-- DATA LISTING --
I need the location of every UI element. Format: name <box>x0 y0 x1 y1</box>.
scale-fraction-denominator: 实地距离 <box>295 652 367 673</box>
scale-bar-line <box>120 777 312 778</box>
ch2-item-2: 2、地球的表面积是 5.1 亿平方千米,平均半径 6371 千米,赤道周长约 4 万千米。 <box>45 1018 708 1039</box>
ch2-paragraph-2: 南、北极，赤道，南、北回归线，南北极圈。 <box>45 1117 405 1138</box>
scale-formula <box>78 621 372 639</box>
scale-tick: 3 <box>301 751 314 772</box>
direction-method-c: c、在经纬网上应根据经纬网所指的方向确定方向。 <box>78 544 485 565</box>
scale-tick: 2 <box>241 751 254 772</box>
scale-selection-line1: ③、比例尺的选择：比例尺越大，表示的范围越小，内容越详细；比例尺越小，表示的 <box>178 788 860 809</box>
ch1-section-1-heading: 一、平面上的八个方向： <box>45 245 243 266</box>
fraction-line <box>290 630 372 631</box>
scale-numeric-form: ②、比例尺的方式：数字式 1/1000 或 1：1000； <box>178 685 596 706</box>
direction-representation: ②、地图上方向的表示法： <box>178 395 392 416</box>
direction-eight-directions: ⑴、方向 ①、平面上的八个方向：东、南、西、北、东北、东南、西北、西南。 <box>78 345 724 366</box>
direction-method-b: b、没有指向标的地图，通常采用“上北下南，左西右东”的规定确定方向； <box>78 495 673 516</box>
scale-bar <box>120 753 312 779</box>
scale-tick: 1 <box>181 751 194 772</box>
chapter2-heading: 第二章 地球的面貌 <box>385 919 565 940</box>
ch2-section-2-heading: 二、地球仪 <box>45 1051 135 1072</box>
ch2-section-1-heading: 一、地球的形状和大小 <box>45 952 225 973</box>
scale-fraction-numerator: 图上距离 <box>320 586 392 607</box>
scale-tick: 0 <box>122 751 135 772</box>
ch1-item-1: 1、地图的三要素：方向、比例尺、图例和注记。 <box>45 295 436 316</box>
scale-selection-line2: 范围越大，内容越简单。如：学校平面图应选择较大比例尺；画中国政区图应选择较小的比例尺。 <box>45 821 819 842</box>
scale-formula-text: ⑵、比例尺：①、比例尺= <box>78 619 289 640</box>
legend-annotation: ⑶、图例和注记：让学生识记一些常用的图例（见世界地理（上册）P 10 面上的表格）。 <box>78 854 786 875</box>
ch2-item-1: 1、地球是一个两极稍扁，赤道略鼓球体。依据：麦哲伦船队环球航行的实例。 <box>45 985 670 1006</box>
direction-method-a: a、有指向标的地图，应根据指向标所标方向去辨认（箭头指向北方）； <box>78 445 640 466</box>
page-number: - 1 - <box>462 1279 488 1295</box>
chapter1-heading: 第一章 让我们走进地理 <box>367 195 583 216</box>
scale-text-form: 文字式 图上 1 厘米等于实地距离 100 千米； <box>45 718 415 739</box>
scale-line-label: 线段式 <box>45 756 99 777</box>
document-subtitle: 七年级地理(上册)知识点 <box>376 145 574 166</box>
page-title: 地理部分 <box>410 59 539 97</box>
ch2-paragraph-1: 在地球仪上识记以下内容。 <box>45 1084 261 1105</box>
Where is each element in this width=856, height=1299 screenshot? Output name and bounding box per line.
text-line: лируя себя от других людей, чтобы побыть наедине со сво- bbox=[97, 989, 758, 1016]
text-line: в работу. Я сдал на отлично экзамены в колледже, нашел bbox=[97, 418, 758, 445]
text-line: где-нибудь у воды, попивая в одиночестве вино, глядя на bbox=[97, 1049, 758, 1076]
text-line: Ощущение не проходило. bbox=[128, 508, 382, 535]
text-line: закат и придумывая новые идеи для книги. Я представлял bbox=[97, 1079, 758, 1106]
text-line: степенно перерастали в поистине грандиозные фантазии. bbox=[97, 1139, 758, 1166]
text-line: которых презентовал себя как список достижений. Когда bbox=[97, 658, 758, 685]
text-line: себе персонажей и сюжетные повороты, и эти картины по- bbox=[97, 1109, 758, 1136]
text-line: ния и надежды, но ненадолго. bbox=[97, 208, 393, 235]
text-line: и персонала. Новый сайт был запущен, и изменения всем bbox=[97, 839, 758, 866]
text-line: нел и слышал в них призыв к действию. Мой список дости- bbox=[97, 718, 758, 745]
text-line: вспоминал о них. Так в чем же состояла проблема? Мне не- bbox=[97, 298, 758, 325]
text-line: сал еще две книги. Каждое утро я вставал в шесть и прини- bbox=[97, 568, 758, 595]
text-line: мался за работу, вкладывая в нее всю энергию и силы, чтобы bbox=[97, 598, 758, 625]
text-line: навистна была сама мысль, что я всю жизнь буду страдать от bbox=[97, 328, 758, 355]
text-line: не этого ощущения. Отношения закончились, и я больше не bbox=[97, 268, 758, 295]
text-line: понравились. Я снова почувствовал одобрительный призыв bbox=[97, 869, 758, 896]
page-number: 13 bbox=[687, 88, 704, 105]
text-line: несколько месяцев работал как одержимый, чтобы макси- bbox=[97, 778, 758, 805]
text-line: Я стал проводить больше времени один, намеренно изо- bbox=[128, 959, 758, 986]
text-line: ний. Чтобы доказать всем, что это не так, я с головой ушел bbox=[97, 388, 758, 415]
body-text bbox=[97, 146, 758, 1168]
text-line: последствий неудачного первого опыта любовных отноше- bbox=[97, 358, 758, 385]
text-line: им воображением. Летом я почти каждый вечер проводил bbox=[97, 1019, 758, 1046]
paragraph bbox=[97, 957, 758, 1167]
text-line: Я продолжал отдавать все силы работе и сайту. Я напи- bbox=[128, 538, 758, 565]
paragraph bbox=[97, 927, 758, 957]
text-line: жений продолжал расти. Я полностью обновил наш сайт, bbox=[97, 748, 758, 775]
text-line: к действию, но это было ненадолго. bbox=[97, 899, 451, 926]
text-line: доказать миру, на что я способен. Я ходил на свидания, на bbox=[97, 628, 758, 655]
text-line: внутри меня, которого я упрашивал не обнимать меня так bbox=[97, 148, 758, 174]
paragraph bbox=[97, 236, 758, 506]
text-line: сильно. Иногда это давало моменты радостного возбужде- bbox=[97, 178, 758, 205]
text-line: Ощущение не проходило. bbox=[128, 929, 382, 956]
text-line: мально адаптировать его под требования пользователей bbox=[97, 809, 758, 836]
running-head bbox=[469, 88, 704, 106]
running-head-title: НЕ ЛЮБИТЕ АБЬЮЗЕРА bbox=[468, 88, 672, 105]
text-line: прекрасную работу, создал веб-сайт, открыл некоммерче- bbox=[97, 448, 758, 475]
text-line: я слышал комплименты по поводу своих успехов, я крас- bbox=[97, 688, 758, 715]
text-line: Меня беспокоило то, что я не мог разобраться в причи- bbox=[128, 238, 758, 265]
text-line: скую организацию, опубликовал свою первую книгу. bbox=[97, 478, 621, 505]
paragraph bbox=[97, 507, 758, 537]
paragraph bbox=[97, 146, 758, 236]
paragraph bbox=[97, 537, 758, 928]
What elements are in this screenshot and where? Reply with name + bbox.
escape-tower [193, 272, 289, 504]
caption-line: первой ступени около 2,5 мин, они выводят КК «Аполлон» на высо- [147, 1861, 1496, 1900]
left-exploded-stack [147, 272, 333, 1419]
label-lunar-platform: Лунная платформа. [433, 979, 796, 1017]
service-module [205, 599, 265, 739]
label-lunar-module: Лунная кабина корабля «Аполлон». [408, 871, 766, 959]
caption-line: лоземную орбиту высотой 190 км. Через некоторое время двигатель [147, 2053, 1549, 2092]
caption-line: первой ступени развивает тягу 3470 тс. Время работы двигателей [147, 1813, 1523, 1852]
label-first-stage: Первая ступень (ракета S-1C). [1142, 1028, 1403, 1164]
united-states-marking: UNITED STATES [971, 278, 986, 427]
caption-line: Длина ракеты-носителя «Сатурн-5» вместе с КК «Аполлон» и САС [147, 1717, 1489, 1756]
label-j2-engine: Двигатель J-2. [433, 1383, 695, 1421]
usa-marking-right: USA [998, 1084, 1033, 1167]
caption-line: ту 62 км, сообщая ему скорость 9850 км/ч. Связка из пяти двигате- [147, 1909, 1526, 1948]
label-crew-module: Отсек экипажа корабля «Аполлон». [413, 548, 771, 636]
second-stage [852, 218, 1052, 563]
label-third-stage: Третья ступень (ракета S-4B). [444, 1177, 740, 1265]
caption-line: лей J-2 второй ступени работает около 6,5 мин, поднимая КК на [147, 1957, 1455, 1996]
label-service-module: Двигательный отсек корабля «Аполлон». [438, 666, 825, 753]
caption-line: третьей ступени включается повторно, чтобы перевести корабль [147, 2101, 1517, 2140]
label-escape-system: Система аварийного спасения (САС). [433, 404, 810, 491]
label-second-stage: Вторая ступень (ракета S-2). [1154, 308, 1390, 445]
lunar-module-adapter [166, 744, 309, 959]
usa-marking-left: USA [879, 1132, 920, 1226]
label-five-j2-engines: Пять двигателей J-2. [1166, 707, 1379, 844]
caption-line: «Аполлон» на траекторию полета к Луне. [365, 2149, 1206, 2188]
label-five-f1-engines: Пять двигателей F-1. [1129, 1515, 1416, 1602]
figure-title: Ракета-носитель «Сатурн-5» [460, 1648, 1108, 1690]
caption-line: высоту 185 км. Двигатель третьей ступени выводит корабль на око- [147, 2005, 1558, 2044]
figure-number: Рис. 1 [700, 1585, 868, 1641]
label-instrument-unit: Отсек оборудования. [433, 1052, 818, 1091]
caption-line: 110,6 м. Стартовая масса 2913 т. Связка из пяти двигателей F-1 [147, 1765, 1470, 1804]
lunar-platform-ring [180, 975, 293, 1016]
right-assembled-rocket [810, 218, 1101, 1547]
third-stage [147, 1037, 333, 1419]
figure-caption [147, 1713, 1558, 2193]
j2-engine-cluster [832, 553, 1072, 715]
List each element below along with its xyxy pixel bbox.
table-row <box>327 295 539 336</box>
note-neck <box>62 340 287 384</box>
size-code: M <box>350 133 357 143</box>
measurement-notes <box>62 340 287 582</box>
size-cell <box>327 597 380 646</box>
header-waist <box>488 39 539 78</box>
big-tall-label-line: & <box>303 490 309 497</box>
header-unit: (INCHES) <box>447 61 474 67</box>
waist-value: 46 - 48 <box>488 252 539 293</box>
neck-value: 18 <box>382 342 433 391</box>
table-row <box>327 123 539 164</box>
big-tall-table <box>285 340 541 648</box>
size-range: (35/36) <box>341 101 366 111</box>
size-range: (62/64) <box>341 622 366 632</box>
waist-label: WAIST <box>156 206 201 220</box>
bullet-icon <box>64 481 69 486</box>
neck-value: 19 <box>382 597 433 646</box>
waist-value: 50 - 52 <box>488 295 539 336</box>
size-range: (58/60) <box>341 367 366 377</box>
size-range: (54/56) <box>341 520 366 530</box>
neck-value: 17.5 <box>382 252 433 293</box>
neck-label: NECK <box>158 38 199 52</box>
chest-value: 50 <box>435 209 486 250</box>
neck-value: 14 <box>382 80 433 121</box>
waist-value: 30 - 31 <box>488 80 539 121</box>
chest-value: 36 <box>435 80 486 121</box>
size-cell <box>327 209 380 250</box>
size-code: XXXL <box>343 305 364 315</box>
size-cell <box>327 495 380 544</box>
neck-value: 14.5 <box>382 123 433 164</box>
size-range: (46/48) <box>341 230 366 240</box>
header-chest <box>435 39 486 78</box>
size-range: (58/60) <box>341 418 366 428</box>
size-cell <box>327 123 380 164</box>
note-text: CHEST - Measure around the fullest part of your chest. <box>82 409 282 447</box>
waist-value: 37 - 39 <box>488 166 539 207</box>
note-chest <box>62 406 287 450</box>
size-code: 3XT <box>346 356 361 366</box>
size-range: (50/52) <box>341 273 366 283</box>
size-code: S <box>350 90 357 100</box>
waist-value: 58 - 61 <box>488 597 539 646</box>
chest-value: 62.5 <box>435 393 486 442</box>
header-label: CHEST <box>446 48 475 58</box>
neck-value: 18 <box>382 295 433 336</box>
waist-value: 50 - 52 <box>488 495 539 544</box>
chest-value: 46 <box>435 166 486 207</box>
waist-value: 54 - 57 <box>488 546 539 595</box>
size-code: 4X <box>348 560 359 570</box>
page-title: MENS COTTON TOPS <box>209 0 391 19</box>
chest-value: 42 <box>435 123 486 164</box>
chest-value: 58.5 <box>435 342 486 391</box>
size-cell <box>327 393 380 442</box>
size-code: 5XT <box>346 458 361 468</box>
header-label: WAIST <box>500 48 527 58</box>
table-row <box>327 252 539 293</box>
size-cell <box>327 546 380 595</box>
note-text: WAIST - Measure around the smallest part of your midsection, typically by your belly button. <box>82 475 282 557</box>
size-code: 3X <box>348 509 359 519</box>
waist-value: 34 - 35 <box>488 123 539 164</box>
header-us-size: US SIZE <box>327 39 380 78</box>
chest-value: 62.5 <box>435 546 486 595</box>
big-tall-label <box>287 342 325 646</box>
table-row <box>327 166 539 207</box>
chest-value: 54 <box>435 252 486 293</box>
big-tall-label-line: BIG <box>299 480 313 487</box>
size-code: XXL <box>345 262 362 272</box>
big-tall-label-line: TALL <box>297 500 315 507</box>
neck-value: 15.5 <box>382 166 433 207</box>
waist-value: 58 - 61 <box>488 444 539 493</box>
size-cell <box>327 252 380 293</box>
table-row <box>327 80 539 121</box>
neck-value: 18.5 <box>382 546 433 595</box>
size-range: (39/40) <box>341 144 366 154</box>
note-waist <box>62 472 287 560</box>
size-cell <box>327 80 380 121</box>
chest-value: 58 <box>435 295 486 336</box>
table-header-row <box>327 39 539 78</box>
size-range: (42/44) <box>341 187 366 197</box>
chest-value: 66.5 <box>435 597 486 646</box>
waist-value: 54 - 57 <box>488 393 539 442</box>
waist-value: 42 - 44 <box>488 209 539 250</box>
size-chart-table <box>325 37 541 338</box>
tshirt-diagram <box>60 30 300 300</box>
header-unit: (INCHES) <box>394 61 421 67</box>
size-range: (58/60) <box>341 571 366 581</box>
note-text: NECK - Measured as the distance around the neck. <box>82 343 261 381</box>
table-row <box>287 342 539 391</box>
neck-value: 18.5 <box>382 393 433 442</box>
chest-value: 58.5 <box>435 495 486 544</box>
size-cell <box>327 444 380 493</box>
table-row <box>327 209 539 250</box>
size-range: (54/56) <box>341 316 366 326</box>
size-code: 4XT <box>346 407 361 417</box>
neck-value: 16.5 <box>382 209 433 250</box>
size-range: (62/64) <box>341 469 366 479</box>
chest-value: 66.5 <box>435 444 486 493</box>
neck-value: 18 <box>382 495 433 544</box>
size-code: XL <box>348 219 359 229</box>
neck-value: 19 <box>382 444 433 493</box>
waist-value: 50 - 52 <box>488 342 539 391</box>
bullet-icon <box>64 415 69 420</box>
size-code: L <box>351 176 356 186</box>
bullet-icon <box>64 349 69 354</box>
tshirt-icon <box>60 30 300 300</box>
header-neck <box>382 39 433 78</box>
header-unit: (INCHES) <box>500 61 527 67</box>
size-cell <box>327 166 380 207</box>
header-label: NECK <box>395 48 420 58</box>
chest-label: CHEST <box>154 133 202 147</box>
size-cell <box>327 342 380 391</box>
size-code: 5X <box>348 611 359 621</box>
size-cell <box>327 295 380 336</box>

-- CHALLENGE --
Return the entries word for word, from the first line through the line containing "scale-tick: 2 <box>241 751 254 772</box>", with both ends included.

-- WRITTEN REPLY --
I need the location of every UI element. Format: name <box>x0 y0 x1 y1</box>.
scale-fraction-denominator: 实地距离 <box>295 652 367 673</box>
scale-bar-line <box>120 777 312 778</box>
ch2-item-2: 2、地球的表面积是 5.1 亿平方千米,平均半径 6371 千米,赤道周长约 4 万千米。 <box>45 1018 708 1039</box>
ch2-paragraph-2: 南、北极，赤道，南、北回归线，南北极圈。 <box>45 1117 405 1138</box>
scale-formula <box>78 621 372 639</box>
scale-tick: 3 <box>301 751 314 772</box>
direction-method-c: c、在经纬网上应根据经纬网所指的方向确定方向。 <box>78 544 485 565</box>
scale-tick: 2 <box>241 751 254 772</box>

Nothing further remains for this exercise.